Output verbatim the part of the listing that opens with its first line and closes with the line containing "top-right-column bbox=[380, 97, 686, 225]", with both ends included.

- [Listing]:

────────────────────────────────────────

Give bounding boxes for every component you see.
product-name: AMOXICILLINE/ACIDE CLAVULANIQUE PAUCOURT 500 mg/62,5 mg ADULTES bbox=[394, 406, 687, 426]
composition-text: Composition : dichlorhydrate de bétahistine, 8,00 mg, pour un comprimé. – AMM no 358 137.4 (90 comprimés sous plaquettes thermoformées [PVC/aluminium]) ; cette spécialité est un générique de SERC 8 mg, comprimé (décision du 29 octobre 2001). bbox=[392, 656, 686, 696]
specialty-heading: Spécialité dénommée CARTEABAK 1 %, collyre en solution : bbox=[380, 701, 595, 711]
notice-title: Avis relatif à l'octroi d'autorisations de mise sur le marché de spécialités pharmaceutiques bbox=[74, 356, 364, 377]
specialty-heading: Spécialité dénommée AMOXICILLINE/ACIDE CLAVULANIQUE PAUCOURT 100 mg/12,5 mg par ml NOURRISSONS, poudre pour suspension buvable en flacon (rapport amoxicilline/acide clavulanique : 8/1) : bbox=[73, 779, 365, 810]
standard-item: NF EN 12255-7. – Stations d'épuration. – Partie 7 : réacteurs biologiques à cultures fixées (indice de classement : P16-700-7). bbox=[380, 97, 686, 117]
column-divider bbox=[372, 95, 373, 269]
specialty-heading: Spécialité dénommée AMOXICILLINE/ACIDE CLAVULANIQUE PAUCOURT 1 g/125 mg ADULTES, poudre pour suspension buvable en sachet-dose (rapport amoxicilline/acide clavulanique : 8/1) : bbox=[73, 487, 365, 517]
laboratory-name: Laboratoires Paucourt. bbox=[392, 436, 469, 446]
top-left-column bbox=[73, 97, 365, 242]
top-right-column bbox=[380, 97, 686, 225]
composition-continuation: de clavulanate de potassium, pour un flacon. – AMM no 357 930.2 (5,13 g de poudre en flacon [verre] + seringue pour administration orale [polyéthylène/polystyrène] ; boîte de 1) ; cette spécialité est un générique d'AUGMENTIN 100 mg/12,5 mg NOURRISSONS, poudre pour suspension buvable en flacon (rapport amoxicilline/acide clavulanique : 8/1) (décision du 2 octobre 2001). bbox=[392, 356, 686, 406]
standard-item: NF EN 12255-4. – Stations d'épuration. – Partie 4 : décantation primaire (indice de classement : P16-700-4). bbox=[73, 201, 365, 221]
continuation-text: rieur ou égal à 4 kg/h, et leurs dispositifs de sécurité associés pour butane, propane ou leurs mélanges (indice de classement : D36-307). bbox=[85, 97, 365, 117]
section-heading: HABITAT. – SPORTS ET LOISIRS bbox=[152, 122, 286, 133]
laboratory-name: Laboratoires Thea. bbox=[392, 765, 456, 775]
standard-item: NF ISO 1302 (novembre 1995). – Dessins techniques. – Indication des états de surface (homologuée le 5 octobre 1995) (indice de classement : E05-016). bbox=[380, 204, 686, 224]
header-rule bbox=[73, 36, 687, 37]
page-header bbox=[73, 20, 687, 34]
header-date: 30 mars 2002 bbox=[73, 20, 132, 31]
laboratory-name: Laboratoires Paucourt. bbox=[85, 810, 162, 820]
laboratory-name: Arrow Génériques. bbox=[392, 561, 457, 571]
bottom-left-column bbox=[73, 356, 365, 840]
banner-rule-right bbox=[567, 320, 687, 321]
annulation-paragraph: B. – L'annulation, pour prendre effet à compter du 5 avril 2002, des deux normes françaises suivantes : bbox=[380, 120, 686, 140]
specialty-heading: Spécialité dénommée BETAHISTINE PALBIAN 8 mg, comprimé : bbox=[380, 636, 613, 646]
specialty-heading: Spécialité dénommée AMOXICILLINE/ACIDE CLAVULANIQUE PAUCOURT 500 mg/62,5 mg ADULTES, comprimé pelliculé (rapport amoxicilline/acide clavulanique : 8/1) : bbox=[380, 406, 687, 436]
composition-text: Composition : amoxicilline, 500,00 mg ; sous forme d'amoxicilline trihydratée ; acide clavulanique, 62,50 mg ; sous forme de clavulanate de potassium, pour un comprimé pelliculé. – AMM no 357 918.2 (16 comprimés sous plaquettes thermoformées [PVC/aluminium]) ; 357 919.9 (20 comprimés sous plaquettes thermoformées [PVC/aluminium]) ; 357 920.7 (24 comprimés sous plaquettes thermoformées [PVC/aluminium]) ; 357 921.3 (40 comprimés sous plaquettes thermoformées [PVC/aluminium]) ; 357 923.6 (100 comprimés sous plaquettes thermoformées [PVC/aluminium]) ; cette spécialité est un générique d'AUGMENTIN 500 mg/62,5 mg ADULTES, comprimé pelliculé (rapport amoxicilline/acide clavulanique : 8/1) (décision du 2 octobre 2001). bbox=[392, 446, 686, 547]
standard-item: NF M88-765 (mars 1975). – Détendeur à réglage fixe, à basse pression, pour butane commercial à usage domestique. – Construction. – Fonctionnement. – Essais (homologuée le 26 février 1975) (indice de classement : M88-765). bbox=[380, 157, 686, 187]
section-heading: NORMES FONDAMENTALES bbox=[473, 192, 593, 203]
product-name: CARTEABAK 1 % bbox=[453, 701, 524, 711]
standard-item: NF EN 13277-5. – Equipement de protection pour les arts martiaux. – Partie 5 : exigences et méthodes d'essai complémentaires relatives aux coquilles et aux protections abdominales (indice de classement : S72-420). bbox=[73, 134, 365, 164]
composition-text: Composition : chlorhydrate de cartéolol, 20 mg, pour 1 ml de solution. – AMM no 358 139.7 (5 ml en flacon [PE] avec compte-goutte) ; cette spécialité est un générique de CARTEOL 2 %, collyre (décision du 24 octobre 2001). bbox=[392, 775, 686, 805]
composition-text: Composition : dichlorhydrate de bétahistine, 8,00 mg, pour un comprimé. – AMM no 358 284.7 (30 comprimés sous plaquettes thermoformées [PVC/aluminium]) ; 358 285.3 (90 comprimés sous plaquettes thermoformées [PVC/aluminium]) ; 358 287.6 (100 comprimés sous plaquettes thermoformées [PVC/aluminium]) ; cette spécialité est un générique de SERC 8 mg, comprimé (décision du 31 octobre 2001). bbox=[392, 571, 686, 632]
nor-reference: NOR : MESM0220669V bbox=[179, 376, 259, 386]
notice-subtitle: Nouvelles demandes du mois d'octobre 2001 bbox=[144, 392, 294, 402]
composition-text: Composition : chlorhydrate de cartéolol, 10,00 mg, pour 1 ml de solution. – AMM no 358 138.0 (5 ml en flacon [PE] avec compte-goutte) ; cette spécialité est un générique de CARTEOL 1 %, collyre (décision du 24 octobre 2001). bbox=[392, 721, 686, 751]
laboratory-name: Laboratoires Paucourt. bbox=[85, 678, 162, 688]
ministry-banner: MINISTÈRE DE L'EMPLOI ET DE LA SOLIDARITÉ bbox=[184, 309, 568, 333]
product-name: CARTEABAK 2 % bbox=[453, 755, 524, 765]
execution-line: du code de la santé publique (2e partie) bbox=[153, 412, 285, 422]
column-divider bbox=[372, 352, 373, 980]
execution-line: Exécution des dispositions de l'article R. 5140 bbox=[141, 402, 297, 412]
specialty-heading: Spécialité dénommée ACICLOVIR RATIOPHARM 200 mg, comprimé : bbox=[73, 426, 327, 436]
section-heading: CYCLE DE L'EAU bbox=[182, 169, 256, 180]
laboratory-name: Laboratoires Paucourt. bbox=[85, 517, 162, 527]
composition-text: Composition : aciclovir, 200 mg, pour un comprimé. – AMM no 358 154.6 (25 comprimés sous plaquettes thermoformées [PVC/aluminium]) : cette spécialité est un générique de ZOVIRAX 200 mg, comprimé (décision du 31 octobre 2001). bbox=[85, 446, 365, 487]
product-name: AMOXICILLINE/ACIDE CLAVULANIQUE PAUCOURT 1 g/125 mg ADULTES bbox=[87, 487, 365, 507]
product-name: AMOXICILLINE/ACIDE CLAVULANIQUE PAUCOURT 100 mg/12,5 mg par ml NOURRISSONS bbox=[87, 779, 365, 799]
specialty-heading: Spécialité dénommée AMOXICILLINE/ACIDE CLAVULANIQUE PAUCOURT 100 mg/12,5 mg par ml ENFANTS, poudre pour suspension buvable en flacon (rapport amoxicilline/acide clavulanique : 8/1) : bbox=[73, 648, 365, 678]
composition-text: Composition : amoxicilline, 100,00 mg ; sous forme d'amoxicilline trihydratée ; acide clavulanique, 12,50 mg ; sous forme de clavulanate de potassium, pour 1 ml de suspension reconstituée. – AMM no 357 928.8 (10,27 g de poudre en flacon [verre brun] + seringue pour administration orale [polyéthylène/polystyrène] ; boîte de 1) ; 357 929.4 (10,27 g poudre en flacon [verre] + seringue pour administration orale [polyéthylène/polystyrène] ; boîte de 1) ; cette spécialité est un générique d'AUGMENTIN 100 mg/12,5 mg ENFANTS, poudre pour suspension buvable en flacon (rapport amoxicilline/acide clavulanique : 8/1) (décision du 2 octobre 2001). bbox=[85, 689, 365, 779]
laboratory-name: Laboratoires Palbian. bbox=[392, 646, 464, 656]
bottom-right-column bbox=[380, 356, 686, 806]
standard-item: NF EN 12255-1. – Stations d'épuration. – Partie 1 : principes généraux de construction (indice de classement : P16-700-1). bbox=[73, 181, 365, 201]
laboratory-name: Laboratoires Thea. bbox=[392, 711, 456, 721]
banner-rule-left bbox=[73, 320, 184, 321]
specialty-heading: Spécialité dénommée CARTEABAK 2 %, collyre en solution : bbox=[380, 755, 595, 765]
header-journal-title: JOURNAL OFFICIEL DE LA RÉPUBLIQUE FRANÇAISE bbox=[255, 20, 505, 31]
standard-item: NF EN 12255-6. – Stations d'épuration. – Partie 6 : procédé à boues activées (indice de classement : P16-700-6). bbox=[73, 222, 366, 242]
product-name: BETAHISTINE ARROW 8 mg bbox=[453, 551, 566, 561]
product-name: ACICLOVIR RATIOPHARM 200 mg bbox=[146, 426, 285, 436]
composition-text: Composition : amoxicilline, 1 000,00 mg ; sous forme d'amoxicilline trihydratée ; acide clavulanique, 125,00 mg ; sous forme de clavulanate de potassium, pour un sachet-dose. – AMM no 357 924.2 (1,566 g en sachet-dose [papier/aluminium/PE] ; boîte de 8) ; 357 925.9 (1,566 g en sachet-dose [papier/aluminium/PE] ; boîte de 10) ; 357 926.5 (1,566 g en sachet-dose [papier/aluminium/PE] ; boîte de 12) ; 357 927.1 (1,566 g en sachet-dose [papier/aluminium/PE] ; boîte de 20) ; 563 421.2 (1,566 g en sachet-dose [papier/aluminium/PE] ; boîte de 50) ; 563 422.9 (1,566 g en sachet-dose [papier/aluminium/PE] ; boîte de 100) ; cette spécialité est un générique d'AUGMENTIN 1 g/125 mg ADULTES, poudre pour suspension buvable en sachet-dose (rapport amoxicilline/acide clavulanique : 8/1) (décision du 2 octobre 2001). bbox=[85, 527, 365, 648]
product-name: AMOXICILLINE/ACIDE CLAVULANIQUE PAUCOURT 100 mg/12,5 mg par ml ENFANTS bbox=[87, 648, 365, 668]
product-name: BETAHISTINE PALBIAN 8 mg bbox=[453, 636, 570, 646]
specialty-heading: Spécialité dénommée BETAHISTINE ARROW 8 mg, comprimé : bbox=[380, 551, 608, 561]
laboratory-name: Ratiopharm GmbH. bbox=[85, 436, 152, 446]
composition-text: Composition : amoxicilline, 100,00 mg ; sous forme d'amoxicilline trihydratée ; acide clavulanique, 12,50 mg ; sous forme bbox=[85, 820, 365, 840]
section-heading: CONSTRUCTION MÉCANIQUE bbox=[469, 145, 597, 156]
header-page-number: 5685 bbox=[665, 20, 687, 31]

────────────────────────────────────────

- [The answer]:
Give bounding boxes for every component you see.
product-name: AMOXICILLINE/ACIDE CLAVULANIQUE PAUCOURT 500 mg/62,5 mg ADULTES bbox=[394, 406, 687, 426]
composition-text: Composition : dichlorhydrate de bétahistine, 8,00 mg, pour un comprimé. – AMM no 358 137.4 (90 comprimés sous plaquettes thermoformées [PVC/aluminium]) ; cette spécialité est un générique de SERC 8 mg, comprimé (décision du 29 octobre 2001). bbox=[392, 656, 686, 696]
specialty-heading: Spécialité dénommée CARTEABAK 1 %, collyre en solution : bbox=[380, 701, 595, 711]
notice-title: Avis relatif à l'octroi d'autorisations de mise sur le marché de spécialités pharmaceutiques bbox=[74, 356, 364, 377]
specialty-heading: Spécialité dénommée AMOXICILLINE/ACIDE CLAVULANIQUE PAUCOURT 100 mg/12,5 mg par ml NOURRISSONS, poudre pour suspension buvable en flacon (rapport amoxicilline/acide clavulanique : 8/1) : bbox=[73, 779, 365, 810]
standard-item: NF EN 12255-7. – Stations d'épuration. – Partie 7 : réacteurs biologiques à cultures fixées (indice de classement : P16-700-7). bbox=[380, 97, 686, 117]
column-divider bbox=[372, 95, 373, 269]
specialty-heading: Spécialité dénommée AMOXICILLINE/ACIDE CLAVULANIQUE PAUCOURT 1 g/125 mg ADULTES, poudre pour suspension buvable en sachet-dose (rapport amoxicilline/acide clavulanique : 8/1) : bbox=[73, 487, 365, 517]
laboratory-name: Laboratoires Paucourt. bbox=[392, 436, 469, 446]
top-left-column bbox=[73, 97, 365, 242]
top-right-column bbox=[380, 97, 686, 225]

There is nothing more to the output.